━━ Given records
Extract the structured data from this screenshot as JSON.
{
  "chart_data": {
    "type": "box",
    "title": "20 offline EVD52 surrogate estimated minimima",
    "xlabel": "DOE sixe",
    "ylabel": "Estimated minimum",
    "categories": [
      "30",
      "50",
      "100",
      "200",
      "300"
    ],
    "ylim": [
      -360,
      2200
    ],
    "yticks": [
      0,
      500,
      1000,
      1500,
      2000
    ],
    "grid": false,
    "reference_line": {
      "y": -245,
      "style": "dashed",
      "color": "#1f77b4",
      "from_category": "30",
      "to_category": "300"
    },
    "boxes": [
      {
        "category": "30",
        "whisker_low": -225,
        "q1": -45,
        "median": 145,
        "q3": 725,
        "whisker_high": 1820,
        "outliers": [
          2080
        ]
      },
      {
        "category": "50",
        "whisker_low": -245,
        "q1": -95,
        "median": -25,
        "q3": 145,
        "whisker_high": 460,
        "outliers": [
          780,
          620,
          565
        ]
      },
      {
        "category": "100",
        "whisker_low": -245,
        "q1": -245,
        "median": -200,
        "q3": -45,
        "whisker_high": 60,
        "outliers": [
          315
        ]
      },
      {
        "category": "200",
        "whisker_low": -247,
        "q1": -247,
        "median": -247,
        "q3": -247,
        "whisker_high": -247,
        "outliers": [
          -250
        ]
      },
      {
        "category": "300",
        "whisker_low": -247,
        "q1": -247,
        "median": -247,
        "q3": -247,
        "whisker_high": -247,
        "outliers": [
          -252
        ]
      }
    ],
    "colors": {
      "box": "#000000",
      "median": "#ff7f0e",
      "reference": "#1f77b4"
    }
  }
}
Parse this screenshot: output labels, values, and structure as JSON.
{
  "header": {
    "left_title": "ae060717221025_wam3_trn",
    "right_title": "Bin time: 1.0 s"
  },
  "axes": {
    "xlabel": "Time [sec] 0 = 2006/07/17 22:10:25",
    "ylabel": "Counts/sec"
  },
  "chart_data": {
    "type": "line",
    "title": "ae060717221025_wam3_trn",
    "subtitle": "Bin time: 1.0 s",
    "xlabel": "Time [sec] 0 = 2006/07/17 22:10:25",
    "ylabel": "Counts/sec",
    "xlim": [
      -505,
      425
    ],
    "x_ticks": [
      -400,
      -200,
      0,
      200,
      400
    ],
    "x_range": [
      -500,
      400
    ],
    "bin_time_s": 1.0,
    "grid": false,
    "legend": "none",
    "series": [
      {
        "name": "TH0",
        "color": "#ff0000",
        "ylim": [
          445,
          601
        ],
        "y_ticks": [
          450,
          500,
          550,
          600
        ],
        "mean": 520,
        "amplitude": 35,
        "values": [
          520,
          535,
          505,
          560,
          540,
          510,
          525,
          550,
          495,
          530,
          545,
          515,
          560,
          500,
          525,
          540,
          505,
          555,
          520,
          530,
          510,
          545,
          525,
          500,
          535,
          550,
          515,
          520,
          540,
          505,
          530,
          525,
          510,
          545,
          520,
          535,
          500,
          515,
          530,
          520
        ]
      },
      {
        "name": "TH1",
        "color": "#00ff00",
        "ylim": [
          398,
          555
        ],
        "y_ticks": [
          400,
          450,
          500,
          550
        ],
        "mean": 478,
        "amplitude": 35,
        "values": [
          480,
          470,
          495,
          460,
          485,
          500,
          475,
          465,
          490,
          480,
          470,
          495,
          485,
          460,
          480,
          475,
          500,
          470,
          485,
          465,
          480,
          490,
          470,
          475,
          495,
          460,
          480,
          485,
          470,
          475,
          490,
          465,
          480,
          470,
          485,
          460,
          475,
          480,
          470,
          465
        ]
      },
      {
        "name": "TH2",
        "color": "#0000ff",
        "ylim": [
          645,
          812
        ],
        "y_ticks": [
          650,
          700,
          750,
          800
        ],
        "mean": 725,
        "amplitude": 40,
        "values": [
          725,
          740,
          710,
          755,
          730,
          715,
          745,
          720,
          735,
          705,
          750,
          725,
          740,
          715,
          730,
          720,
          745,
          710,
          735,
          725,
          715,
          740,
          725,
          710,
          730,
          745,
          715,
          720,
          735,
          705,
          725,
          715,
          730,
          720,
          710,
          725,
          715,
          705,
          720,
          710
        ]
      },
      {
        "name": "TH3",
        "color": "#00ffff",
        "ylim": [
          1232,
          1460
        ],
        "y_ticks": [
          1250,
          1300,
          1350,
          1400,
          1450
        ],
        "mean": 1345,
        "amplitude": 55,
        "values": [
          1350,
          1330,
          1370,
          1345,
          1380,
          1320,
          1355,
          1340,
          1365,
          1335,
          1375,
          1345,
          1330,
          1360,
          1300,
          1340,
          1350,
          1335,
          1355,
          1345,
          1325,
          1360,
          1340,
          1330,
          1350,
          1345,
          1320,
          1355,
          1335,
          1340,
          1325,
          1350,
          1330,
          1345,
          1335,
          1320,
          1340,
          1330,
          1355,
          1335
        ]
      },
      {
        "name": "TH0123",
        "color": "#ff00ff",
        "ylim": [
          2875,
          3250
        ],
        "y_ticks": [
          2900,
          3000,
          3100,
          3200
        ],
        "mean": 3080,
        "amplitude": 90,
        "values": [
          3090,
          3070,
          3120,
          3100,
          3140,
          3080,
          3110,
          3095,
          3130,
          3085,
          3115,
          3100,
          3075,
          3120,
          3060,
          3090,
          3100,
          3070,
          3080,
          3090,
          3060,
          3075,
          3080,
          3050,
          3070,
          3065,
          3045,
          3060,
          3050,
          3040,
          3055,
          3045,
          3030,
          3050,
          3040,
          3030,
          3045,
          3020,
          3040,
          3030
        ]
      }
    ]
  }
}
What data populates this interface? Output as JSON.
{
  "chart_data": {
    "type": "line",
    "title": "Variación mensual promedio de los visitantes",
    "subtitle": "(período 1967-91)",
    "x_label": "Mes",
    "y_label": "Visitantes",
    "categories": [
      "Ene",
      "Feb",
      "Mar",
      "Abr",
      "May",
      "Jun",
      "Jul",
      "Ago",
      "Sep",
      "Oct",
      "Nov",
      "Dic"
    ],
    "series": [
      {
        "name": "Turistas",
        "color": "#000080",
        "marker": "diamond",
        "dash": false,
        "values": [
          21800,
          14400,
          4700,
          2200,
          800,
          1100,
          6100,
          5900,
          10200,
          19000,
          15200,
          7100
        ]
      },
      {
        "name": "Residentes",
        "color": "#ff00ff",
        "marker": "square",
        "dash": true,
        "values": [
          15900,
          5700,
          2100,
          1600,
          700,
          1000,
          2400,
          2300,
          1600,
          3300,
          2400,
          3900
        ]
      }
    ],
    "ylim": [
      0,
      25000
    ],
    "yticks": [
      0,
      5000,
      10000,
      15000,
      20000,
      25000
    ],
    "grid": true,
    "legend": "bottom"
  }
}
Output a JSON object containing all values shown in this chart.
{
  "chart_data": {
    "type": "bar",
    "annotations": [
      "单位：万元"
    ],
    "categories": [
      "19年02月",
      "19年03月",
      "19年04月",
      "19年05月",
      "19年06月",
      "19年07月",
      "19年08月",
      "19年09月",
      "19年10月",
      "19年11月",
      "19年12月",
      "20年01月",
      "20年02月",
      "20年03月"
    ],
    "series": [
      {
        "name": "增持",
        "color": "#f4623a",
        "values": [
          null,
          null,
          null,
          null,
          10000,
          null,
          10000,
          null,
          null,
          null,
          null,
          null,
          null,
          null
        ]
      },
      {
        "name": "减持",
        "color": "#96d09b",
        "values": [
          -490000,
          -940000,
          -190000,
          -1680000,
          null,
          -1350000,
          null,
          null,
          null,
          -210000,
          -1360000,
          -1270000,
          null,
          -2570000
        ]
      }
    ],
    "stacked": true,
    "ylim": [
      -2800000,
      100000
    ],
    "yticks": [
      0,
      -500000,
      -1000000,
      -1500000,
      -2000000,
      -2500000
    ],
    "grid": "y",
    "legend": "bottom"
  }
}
━━━━
#### [The problem]
Scan the data above; copy every line where "grid" appears.

#### [Expected answer]
    "grid": false,
    "grid": false,
    "grid": true,
    "grid": "y",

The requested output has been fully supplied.